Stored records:
**********

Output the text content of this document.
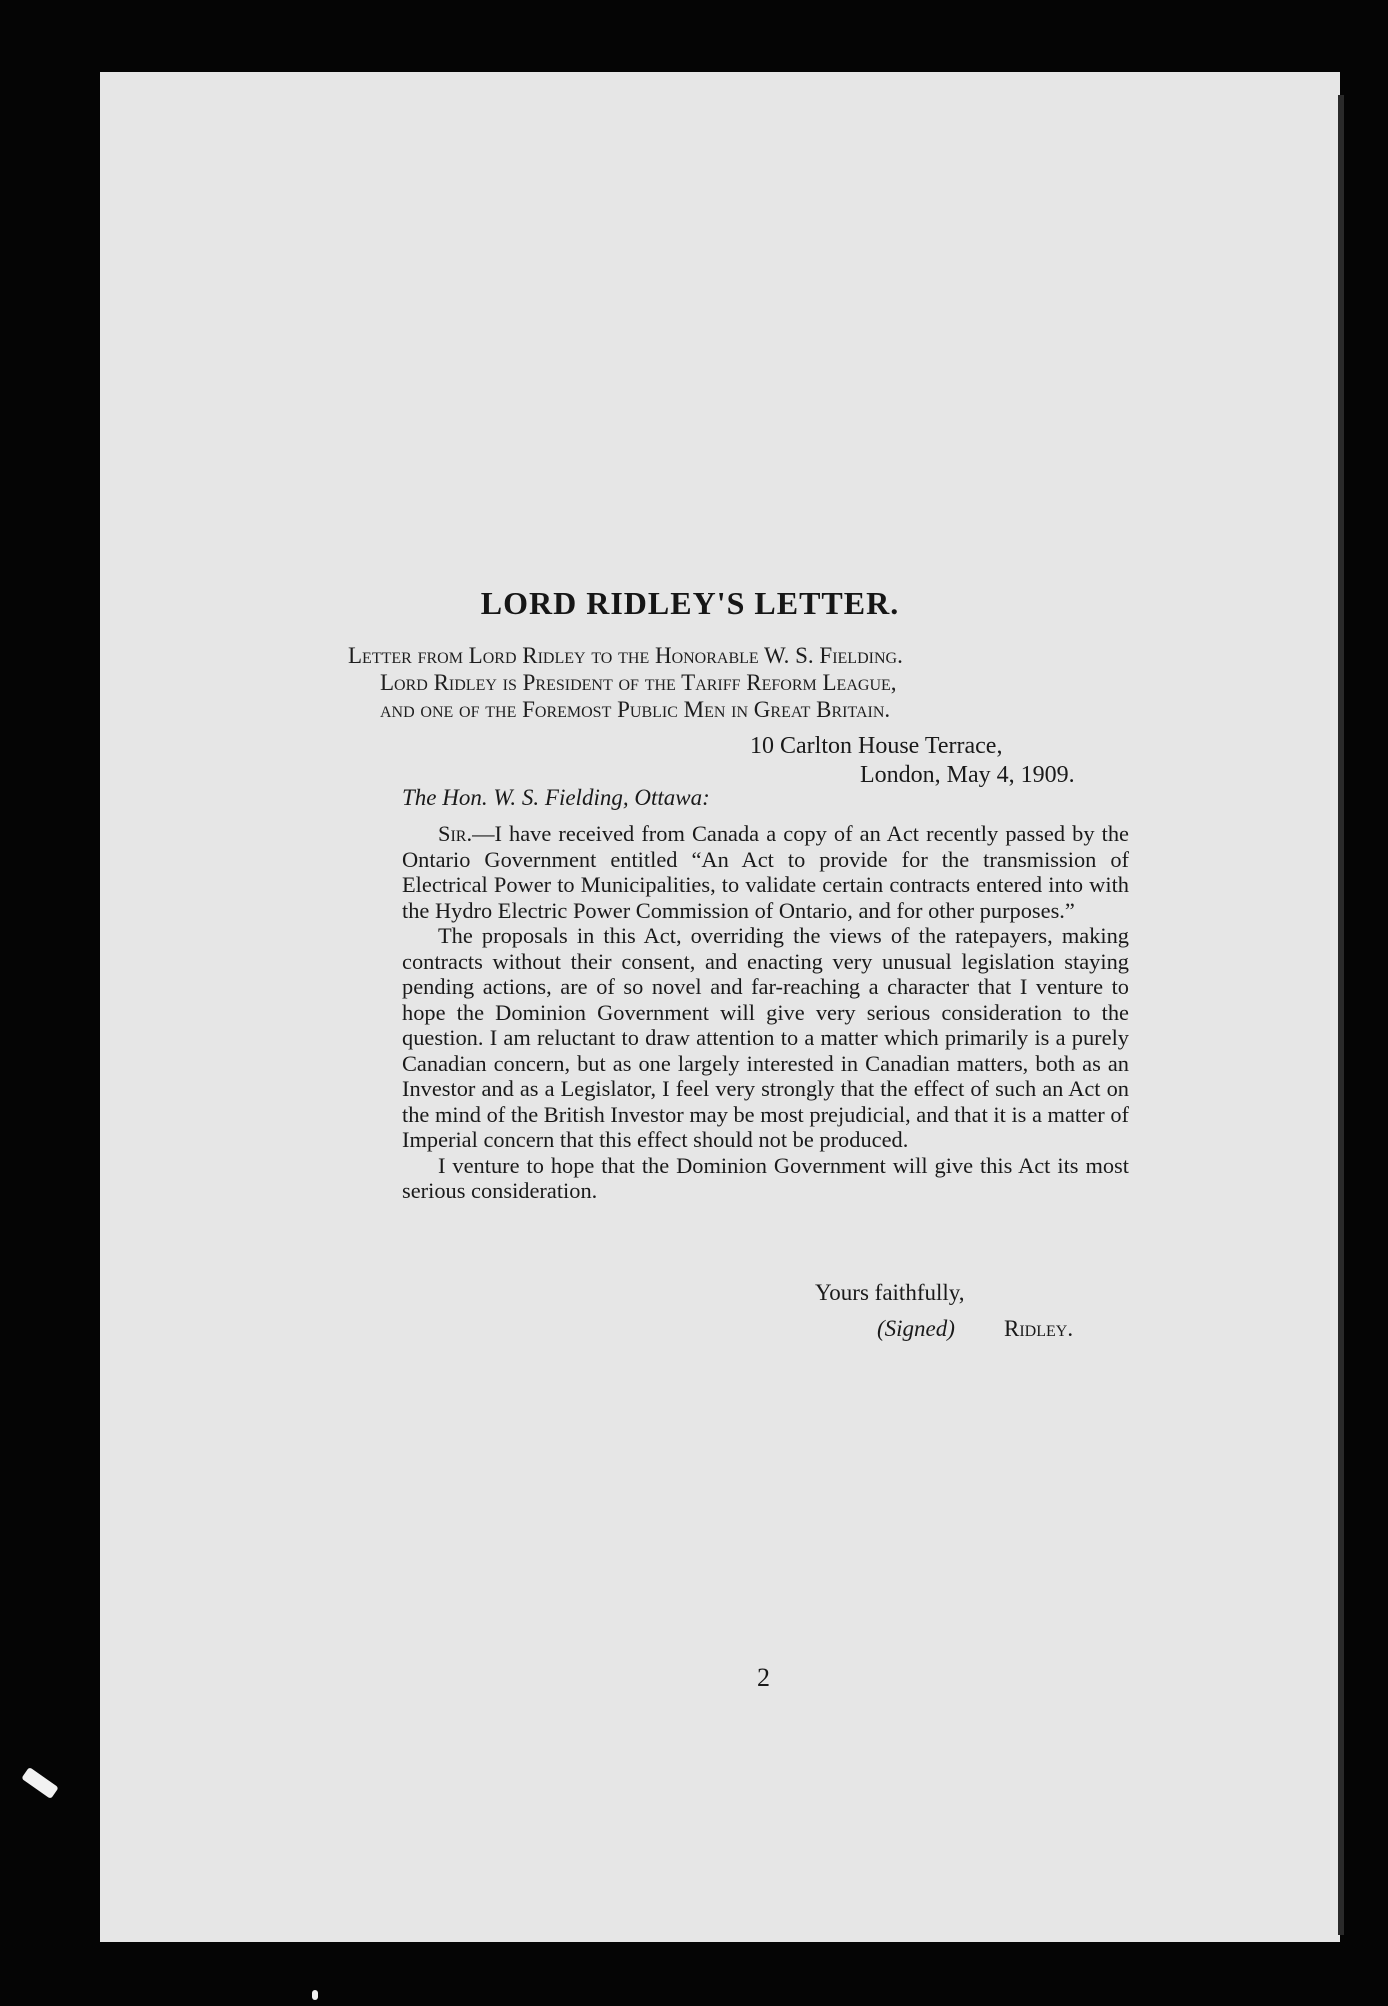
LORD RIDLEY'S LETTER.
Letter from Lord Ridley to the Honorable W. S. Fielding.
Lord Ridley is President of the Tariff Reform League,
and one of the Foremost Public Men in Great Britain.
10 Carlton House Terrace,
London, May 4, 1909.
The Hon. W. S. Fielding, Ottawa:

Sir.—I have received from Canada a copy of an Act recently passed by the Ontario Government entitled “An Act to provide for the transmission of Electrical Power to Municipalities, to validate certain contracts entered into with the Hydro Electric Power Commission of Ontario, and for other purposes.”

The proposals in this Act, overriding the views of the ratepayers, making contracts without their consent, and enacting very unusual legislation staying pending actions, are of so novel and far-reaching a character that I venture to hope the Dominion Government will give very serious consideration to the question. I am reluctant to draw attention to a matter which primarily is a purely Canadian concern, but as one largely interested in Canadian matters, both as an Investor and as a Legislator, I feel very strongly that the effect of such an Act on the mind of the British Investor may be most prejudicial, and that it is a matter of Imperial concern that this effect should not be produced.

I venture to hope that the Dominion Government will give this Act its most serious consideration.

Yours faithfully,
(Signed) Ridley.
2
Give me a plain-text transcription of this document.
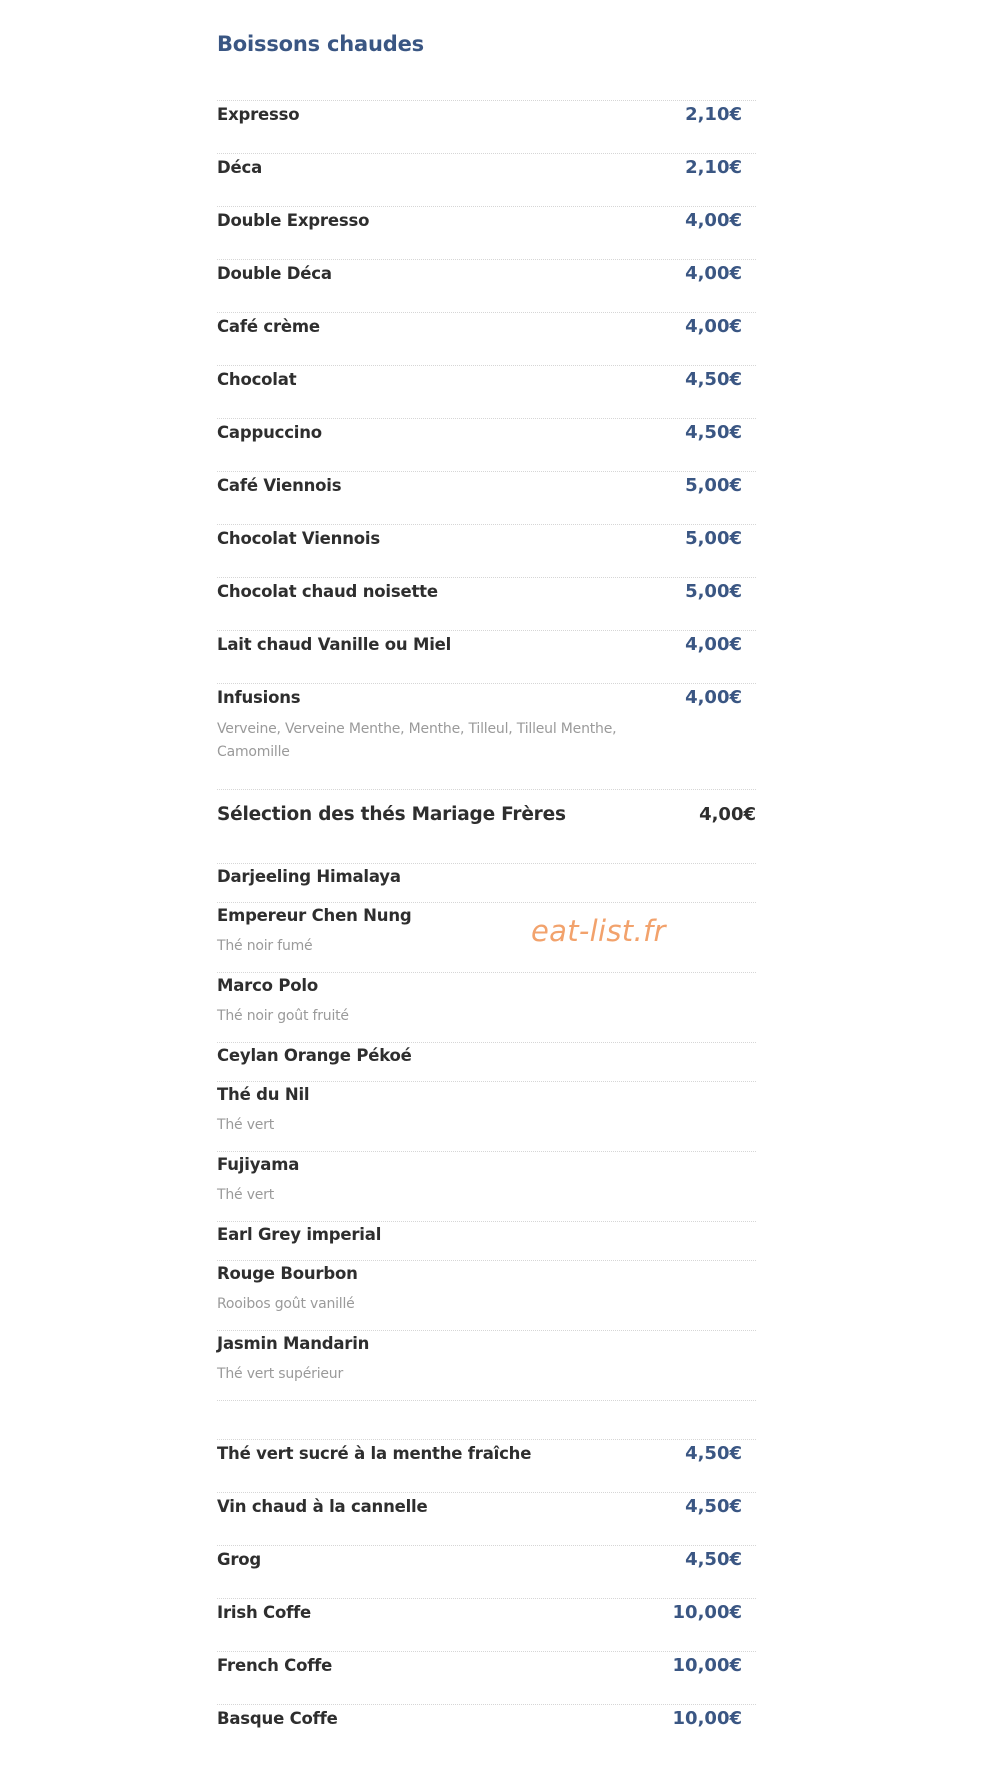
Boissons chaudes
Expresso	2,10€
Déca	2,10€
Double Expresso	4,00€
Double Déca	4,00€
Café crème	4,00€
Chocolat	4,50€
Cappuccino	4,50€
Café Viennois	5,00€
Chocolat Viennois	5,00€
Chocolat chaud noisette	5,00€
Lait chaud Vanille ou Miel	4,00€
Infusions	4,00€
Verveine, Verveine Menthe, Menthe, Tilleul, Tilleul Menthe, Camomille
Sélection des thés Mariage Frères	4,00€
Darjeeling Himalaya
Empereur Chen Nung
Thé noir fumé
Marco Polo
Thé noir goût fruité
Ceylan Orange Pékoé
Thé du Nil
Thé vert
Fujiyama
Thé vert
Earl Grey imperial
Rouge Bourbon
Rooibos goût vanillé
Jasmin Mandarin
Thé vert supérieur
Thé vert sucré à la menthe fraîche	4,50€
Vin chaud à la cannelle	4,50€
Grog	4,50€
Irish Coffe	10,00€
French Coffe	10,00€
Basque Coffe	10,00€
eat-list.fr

**********

> **WRITTEN PROBLEM**:
From the line with "Give me a plain-text" down to the end of the entries, retype each line exactly as written, but drop the pictures.

> **RESPONSE TO THE TASK**:
Give me a plain-text transcription of this document.
Boissons chaudes
Expresso	2,10€
Déca	2,10€
Double Expresso	4,00€
Double Déca	4,00€
Café crème	4,00€
Chocolat	4,50€
Cappuccino	4,50€
Café Viennois	5,00€
Chocolat Viennois	5,00€
Chocolat chaud noisette	5,00€
Lait chaud Vanille ou Miel	4,00€
Infusions	4,00€
Verveine, Verveine Menthe, Menthe, Tilleul, Tilleul Menthe, Camomille
Sélection des thés Mariage Frères	4,00€
Darjeeling Himalaya
Empereur Chen Nung
Thé noir fumé
Marco Polo
Thé noir goût fruité
Ceylan Orange Pékoé
Thé du Nil
Thé vert
Fujiyama
Thé vert
Earl Grey imperial
Rouge Bourbon
Rooibos goût vanillé
Jasmin Mandarin
Thé vert supérieur
Thé vert sucré à la menthe fraîche	4,50€
Vin chaud à la cannelle	4,50€
Grog	4,50€
Irish Coffe	10,00€
French Coffe	10,00€
Basque Coffe	10,00€
eat-list.fr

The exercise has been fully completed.